Task objective | Determine which lines of the records include the word "social", and copy them.
-- Start Records for this exercise --
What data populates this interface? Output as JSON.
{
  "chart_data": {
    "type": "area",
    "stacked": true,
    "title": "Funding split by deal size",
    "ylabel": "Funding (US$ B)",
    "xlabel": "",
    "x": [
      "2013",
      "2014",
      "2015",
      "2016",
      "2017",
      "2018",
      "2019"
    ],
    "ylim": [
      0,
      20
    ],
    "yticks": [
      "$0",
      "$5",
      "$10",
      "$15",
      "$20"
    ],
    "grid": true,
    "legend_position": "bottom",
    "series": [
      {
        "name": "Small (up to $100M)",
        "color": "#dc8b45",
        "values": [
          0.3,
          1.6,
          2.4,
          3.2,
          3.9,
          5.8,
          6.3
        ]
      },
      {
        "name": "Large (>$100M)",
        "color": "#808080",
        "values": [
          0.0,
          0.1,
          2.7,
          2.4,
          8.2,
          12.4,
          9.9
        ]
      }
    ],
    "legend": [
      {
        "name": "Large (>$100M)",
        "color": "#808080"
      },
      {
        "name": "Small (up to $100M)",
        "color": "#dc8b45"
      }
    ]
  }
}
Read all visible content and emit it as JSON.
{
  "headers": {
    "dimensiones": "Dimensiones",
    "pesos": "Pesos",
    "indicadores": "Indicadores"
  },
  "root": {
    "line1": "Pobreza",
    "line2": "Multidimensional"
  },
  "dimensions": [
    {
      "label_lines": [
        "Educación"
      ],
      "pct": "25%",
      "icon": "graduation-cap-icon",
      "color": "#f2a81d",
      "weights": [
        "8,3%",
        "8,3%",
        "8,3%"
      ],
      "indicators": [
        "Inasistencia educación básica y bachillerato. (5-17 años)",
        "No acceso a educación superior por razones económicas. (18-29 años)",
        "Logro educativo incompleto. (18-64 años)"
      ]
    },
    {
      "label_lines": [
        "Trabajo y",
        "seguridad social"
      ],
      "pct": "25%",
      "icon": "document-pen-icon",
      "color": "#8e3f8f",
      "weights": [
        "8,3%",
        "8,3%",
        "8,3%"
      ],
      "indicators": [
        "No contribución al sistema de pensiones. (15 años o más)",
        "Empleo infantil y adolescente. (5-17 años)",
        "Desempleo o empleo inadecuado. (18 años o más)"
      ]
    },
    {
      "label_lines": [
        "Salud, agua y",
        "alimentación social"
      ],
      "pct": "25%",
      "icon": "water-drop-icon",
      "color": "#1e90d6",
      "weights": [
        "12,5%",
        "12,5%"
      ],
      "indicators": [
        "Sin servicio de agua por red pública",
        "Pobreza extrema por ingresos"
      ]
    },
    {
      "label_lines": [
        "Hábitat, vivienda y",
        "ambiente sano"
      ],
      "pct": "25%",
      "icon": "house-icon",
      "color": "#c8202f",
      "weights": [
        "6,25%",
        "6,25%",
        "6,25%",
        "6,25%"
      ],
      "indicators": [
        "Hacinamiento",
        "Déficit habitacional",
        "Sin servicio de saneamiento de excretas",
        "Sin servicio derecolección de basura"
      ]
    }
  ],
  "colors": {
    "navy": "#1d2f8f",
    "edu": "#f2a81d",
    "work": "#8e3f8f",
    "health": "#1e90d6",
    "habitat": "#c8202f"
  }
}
-- End Records for this exercise --
Response below |
        "seguridad social"
        "alimentación social"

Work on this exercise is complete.